┌──
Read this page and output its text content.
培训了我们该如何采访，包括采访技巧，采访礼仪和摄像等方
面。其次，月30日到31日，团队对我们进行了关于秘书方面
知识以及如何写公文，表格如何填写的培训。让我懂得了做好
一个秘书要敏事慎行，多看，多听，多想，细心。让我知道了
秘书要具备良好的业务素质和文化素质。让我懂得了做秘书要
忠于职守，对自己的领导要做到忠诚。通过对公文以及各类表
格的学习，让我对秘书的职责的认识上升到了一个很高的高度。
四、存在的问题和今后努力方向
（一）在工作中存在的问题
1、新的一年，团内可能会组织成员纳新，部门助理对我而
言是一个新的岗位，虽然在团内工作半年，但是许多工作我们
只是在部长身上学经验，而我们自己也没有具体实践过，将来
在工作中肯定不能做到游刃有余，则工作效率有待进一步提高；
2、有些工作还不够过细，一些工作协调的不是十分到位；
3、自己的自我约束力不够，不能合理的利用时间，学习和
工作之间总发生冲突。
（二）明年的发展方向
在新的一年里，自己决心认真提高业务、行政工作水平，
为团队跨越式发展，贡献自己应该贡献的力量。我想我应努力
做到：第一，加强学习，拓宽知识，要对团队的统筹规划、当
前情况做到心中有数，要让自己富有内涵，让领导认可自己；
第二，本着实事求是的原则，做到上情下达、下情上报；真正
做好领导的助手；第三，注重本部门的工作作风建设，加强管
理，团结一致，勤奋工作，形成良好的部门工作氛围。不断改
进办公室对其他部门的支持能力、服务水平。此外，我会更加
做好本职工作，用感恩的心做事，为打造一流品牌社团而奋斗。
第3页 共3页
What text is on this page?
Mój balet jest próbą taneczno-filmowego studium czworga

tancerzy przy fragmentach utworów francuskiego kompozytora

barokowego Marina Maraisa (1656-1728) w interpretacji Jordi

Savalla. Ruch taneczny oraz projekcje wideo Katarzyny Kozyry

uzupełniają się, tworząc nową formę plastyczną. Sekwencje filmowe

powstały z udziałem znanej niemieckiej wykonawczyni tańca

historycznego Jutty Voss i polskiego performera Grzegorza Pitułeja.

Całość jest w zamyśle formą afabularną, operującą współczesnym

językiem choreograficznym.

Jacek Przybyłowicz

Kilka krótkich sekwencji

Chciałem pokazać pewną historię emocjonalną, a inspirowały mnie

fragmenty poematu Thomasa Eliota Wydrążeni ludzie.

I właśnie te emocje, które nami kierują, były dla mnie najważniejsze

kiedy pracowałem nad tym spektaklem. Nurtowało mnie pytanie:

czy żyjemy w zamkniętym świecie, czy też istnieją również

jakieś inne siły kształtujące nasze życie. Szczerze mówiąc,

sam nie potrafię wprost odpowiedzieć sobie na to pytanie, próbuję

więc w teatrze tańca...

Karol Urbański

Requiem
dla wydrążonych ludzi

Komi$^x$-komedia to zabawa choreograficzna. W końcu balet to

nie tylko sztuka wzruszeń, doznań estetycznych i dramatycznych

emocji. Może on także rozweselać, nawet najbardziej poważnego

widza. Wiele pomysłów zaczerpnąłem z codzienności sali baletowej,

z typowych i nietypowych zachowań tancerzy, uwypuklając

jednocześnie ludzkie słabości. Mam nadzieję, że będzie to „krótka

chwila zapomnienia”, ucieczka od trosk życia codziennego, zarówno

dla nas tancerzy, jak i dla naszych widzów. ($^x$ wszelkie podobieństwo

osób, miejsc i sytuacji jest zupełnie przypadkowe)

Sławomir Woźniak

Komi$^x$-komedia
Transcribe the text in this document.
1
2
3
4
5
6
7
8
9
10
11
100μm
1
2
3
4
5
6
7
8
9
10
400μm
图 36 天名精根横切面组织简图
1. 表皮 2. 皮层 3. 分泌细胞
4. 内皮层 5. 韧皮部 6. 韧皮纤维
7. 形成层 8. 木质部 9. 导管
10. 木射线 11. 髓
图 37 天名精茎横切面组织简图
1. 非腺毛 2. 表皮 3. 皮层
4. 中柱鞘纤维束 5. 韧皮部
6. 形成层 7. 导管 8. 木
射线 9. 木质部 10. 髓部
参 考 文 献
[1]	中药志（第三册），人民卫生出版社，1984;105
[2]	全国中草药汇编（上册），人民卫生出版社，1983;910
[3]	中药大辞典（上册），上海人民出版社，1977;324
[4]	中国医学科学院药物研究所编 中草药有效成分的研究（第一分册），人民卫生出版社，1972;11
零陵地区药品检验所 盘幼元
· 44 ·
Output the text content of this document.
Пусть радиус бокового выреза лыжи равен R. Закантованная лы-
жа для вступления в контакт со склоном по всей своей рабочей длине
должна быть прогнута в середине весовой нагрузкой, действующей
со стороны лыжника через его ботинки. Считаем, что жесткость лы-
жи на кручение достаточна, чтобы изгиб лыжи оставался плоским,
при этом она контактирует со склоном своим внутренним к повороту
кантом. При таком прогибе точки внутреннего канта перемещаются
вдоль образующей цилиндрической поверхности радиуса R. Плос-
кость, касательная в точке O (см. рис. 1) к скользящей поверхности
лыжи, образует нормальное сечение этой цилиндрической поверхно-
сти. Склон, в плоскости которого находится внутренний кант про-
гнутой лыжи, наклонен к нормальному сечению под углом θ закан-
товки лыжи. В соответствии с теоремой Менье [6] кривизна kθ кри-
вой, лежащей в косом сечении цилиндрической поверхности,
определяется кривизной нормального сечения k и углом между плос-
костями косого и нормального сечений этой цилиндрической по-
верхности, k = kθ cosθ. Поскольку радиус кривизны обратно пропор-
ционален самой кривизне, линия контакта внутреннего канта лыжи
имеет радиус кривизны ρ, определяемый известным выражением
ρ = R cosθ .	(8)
└──
• [Instructions to follow] Reproduce the entire listing word for word.

• [The result]
Read this page and output its text content.
培训了我们该如何采访，包括采访技巧，采访礼仪和摄像等方
面。其次，月30日到31日，团队对我们进行了关于秘书方面
知识以及如何写公文，表格如何填写的培训。让我懂得了做好
一个秘书要敏事慎行，多看，多听，多想，细心。让我知道了
秘书要具备良好的业务素质和文化素质。让我懂得了做秘书要
忠于职守，对自己的领导要做到忠诚。通过对公文以及各类表
格的学习，让我对秘书的职责的认识上升到了一个很高的高度。
四、存在的问题和今后努力方向
（一）在工作中存在的问题
1、新的一年，团内可能会组织成员纳新，部门助理对我而
言是一个新的岗位，虽然在团内工作半年，但是许多工作我们
只是在部长身上学经验，而我们自己也没有具体实践过，将来
在工作中肯定不能做到游刃有余，则工作效率有待进一步提高；
2、有些工作还不够过细，一些工作协调的不是十分到位；
3、自己的自我约束力不够，不能合理的利用时间，学习和
工作之间总发生冲突。
（二）明年的发展方向
在新的一年里，自己决心认真提高业务、行政工作水平，
为团队跨越式发展，贡献自己应该贡献的力量。我想我应努力
做到：第一，加强学习，拓宽知识，要对团队的统筹规划、当
前情况做到心中有数，要让自己富有内涵，让领导认可自己；
第二，本着实事求是的原则，做到上情下达、下情上报；真正
做好领导的助手；第三，注重本部门的工作作风建设，加强管
理，团结一致，勤奋工作，形成良好的部门工作氛围。不断改
进办公室对其他部门的支持能力、服务水平。此外，我会更加
做好本职工作，用感恩的心做事，为打造一流品牌社团而奋斗。
第3页 共3页
What text is on this page?
Mój balet jest próbą taneczno-filmowego studium czworga

tancerzy przy fragmentach utworów francuskiego kompozytora

barokowego Marina Maraisa (1656-1728) w interpretacji Jordi

Savalla. Ruch taneczny oraz projekcje wideo Katarzyny Kozyry

uzupełniają się, tworząc nową formę plastyczną. Sekwencje filmowe

powstały z udziałem znanej niemieckiej wykonawczyni tańca

historycznego Jutty Voss i polskiego performera Grzegorza Pitułeja.

Całość jest w zamyśle formą afabularną, operującą współczesnym

językiem choreograficznym.

Jacek Przybyłowicz

Kilka krótkich sekwencji

Chciałem pokazać pewną historię emocjonalną, a inspirowały mnie

fragmenty poematu Thomasa Eliota Wydrążeni ludzie.

I właśnie te emocje, które nami kierują, były dla mnie najważniejsze

kiedy pracowałem nad tym spektaklem. Nurtowało mnie pytanie:

czy żyjemy w zamkniętym świecie, czy też istnieją również

jakieś inne siły kształtujące nasze życie. Szczerze mówiąc,

sam nie potrafię wprost odpowiedzieć sobie na to pytanie, próbuję

więc w teatrze tańca...

Karol Urbański

Requiem
dla wydrążonych ludzi

Komi$^x$-komedia to zabawa choreograficzna. W końcu balet to

nie tylko sztuka wzruszeń, doznań estetycznych i dramatycznych

emocji. Może on także rozweselać, nawet najbardziej poważnego

widza. Wiele pomysłów zaczerpnąłem z codzienności sali baletowej,

z typowych i nietypowych zachowań tancerzy, uwypuklając

jednocześnie ludzkie słabości. Mam nadzieję, że będzie to „krótka

chwila zapomnienia”, ucieczka od trosk życia codziennego, zarówno

dla nas tancerzy, jak i dla naszych widzów. ($^x$ wszelkie podobieństwo

osób, miejsc i sytuacji jest zupełnie przypadkowe)

Sławomir Woźniak

Komi$^x$-komedia
Transcribe the text in this document.
1
2
3
4
5
6
7
8
9
10
11
100μm
1
2
3
4
5
6
7
8
9
10
400μm
图 36 天名精根横切面组织简图
1. 表皮 2. 皮层 3. 分泌细胞
4. 内皮层 5. 韧皮部 6. 韧皮纤维
7. 形成层 8. 木质部 9. 导管
10. 木射线 11. 髓
图 37 天名精茎横切面组织简图
1. 非腺毛 2. 表皮 3. 皮层
4. 中柱鞘纤维束 5. 韧皮部
6. 形成层 7. 导管 8. 木
射线 9. 木质部 10. 髓部
参 考 文 献
[1]	中药志（第三册），人民卫生出版社，1984;105
[2]	全国中草药汇编（上册），人民卫生出版社，1983;910
[3]	中药大辞典（上册），上海人民出版社，1977;324
[4]	中国医学科学院药物研究所编 中草药有效成分的研究（第一分册），人民卫生出版社，1972;11
零陵地区药品检验所 盘幼元
· 44 ·
Output the text content of this document.
Пусть радиус бокового выреза лыжи равен R. Закантованная лы-
жа для вступления в контакт со склоном по всей своей рабочей длине
должна быть прогнута в середине весовой нагрузкой, действующей
со стороны лыжника через его ботинки. Считаем, что жесткость лы-
жи на кручение достаточна, чтобы изгиб лыжи оставался плоским,
при этом она контактирует со склоном своим внутренним к повороту
кантом. При таком прогибе точки внутреннего канта перемещаются
вдоль образующей цилиндрической поверхности радиуса R. Плос-
кость, касательная в точке O (см. рис. 1) к скользящей поверхности
лыжи, образует нормальное сечение этой цилиндрической поверхно-
сти. Склон, в плоскости которого находится внутренний кант про-
гнутой лыжи, наклонен к нормальному сечению под углом θ закан-
товки лыжи. В соответствии с теоремой Менье [6] кривизна kθ кри-
вой, лежащей в косом сечении цилиндрической поверхности,
определяется кривизной нормального сечения k и углом между плос-
костями косого и нормального сечений этой цилиндрической по-
верхности, k = kθ cosθ. Поскольку радиус кривизны обратно пропор-
ционален самой кривизне, линия контакта внутреннего канта лыжи
имеет радиус кривизны ρ, определяемый известным выражением
ρ = R cosθ .	(8)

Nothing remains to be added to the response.